= List of regents of Greece =

This is a list of regents (αντιβασιλείς, sing. αντιβασιλεύς) in the modern Kingdom of Greece (1832–1924 and 1935–1973). A regent, from the Latin regens "one who reigns", is a person selected to act as head of state (ruling or not) because the ruler is a minor, not present, or debilitated.

==Reign of Otto==

| Image | Name | Regency start | Regency end |
Regency Council during the minority of King Otto.
|  | First Regency Council: Josef Ludwig von Armansperg, Carl Wilhelm von Heideck, Georg Ludwig von Maurer | 6 February 1833 | 21 July 1834 Heideck and Maurer replaced. |
|  | Second Regency Council: Josef Ludwig von Armansperg, Egid von Kobell [de], Johann Baptist von Greiner | 21 July 1834 | 1 June 1835 King Otto's majority. |

Following their marriage in 1836, during Otto's illnesses and absences from the capital, Queen Amalia undertook the duties of a regent.

==Reign of George I==

| Image | Name | Regency start | Regency end |
Regent due to George I out of the country on a tour of Europe.
|  | Prince Johann of Schleswig-Holstein-Sonderburg-Glücksburg | March 1867 | November 1867 Return of George I. |

==Reign of Alexander I==

| Image | Name | Regency start | Regency end |
Regent after the death of Alexander. Resigned following the electoral defeat of the Venizelists.
|  | Pavlos Kountouriotis | 28 October 1920 | 17 November 1920 Resigned. |
Regent until the return of Constantine I.
|  | Queen Olga, The Queen Mother | 17 November 1920 | 19 December 1920 Referendum. |

==First reign of George II==

| Image | Name | Regency start | Regency end |
Regent due to the departure of George II from the country pending a referendum on the abolition of the monarchy.

Records from a data collection:

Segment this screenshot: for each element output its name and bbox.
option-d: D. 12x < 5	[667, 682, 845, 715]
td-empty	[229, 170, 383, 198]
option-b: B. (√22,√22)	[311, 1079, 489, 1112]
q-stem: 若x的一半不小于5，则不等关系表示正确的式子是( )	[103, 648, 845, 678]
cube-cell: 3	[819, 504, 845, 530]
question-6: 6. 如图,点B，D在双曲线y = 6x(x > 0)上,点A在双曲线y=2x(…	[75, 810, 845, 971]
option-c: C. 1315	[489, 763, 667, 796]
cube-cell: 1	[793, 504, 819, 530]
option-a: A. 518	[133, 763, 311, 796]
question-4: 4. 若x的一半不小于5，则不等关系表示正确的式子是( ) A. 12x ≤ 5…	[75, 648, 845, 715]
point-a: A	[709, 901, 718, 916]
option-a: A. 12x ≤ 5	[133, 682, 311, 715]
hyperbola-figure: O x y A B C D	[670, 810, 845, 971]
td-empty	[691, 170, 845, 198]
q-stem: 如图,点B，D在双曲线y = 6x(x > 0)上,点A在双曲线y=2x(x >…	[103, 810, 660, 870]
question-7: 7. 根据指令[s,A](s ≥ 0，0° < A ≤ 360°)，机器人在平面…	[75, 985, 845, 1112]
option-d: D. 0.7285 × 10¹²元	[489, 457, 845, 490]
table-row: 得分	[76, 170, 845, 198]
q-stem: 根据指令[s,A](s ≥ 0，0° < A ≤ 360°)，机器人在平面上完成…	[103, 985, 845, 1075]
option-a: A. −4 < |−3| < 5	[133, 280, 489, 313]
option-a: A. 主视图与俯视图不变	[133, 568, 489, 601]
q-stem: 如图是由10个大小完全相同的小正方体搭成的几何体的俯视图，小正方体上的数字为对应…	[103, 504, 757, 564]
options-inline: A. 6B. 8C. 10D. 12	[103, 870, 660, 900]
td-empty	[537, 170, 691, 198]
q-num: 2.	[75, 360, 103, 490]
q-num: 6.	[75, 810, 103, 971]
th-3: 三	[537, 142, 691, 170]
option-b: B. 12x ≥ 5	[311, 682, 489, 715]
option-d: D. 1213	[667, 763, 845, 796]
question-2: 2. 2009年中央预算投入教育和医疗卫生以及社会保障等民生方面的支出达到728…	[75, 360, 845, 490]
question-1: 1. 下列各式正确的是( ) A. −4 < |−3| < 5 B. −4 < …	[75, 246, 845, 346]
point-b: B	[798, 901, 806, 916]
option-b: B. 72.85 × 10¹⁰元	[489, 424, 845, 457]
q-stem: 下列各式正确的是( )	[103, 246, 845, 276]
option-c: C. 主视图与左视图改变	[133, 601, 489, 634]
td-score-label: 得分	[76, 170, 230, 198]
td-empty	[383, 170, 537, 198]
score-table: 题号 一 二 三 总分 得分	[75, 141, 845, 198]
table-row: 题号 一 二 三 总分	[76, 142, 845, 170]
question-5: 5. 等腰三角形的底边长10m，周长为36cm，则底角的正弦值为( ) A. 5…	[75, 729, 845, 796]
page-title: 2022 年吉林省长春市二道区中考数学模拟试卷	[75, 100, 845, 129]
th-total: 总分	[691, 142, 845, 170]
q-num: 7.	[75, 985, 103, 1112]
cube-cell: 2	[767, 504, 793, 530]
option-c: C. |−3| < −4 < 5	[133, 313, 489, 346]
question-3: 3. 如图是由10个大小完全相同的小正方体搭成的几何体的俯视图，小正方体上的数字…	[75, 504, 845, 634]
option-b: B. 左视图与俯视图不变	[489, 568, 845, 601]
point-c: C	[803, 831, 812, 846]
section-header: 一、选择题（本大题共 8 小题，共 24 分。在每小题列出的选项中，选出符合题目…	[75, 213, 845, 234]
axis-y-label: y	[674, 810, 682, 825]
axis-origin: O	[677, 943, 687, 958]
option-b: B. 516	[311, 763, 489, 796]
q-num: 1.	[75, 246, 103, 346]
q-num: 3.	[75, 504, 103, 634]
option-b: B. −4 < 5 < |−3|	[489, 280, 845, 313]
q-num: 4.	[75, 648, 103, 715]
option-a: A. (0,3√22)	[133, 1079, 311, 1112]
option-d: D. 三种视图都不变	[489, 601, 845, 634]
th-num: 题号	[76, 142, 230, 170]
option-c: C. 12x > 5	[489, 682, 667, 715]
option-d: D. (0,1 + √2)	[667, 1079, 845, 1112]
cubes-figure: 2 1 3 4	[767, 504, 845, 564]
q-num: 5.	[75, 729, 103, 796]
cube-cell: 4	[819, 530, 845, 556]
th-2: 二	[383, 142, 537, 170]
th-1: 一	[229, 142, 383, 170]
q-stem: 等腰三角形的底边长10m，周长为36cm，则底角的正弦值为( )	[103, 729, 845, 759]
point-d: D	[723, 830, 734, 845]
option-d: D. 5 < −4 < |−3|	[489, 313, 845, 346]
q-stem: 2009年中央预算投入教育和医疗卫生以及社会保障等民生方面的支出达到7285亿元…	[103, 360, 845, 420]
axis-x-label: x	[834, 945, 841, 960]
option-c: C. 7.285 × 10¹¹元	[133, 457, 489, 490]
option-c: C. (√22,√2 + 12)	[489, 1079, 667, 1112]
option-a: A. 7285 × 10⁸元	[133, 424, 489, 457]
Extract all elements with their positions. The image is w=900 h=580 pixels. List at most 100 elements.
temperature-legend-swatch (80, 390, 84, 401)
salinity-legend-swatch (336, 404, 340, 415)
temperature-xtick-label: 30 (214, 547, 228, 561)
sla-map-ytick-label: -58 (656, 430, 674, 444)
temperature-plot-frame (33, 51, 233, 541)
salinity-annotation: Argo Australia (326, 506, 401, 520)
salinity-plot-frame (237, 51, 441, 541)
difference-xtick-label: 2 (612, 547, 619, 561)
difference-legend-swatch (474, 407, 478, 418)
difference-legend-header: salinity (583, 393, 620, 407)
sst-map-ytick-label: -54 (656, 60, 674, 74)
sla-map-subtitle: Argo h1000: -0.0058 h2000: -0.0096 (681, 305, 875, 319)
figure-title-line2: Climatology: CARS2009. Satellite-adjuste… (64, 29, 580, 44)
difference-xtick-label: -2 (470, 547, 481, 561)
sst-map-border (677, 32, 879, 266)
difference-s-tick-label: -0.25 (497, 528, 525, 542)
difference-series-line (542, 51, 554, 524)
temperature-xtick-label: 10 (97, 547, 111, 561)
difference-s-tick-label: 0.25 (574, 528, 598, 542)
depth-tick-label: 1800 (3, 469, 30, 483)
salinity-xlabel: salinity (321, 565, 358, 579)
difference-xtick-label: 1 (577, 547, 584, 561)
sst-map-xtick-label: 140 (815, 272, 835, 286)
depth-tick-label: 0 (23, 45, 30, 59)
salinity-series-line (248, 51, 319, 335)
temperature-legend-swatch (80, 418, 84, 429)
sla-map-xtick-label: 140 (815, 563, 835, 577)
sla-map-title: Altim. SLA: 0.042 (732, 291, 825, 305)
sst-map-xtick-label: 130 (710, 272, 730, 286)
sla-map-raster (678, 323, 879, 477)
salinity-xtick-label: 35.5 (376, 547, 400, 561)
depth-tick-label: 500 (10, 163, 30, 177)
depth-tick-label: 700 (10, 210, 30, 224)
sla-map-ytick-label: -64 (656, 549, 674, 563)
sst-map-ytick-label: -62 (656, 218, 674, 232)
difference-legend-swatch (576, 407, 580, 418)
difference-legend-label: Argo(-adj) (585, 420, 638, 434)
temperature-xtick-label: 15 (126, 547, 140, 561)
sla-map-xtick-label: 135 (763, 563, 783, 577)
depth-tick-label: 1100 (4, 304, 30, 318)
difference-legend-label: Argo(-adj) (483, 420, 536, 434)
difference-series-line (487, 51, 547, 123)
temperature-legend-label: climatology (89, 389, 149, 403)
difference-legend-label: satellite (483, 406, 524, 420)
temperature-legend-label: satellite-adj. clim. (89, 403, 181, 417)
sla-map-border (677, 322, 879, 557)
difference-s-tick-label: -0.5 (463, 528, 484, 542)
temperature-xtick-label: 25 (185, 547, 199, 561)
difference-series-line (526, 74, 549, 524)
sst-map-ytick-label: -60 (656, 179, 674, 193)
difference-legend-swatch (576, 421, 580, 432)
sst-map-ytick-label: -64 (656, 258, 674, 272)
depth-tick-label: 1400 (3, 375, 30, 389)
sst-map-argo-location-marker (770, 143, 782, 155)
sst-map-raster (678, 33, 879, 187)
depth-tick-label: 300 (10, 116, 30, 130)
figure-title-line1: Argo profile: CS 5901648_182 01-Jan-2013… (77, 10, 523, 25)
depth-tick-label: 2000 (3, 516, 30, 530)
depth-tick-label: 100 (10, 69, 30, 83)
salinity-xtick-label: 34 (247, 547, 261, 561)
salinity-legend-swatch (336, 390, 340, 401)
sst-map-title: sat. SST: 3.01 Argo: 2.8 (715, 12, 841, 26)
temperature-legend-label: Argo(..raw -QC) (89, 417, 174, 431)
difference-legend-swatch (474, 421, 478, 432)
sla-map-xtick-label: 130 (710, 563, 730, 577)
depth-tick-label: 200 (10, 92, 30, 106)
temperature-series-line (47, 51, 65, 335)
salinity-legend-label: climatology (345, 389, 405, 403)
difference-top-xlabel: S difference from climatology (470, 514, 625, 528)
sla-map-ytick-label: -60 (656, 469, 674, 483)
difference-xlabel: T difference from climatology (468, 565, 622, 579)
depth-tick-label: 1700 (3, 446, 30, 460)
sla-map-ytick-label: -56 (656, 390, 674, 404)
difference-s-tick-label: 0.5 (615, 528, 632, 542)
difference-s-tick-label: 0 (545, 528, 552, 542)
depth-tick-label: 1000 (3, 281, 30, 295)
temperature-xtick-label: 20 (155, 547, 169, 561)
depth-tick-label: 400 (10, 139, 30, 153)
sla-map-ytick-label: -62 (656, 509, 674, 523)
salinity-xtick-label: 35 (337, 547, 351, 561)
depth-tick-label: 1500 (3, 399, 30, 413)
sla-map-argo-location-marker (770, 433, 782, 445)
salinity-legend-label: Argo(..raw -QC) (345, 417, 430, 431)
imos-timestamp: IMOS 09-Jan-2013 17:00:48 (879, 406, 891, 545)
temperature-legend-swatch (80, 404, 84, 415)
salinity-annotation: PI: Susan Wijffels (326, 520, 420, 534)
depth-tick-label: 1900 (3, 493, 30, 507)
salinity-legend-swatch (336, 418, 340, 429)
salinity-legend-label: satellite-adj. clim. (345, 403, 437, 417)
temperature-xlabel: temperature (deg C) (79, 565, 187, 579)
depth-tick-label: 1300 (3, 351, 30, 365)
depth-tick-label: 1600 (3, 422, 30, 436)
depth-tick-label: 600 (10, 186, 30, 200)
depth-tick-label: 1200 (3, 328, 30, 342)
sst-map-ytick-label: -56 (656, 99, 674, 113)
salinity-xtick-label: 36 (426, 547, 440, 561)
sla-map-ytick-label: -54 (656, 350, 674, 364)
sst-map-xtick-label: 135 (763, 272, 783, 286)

* **REQUIREMENTS**: Write out the list of regents of Greece from above in full, word for word, leaving nothing out.

* **ANSWER TO THE TASK**:
= List of regents of Greece =

This is a list of regents (αντιβασιλείς, sing. αντιβασιλεύς) in the modern Kingdom of Greece (1832–1924 and 1935–1973). A regent, from the Latin regens "one who reigns", is a person selected to act as head of state (ruling or not) because the ruler is a minor, not present, or debilitated.

==Reign of Otto==

| Image | Name | Regency start | Regency end |
Regency Council during the minority of King Otto.
|  | First Regency Council: Josef Ludwig von Armansperg, Carl Wilhelm von Heideck, Georg Ludwig von Maurer | 6 February 1833 | 21 July 1834 Heideck and Maurer replaced. |
|  | Second Regency Council: Josef Ludwig von Armansperg, Egid von Kobell [de], Johann Baptist von Greiner | 21 July 1834 | 1 June 1835 King Otto's majority. |

Following their marriage in 1836, during Otto's illnesses and absences from the capital, Queen Amalia undertook the duties of a regent.

==Reign of George I==

| Image | Name | Regency start | Regency end |
Regent due to George I out of the country on a tour of Europe.
|  | Prince Johann of Schleswig-Holstein-Sonderburg-Glücksburg | March 1867 | November 1867 Return of George I. |

==Reign of Alexander I==

| Image | Name | Regency start | Regency end |
Regent after the death of Alexander. Resigned following the electoral defeat of the Venizelists.
|  | Pavlos Kountouriotis | 28 October 1920 | 17 November 1920 Resigned. |
Regent until the return of Constantine I.
|  | Queen Olga, The Queen Mother | 17 November 1920 | 19 December 1920 Referendum. |

==First reign of George II==

| Image | Name | Regency start | Regency end |
Regent due to the departure of George II from the country pending a referendum on the abolition of the monarchy.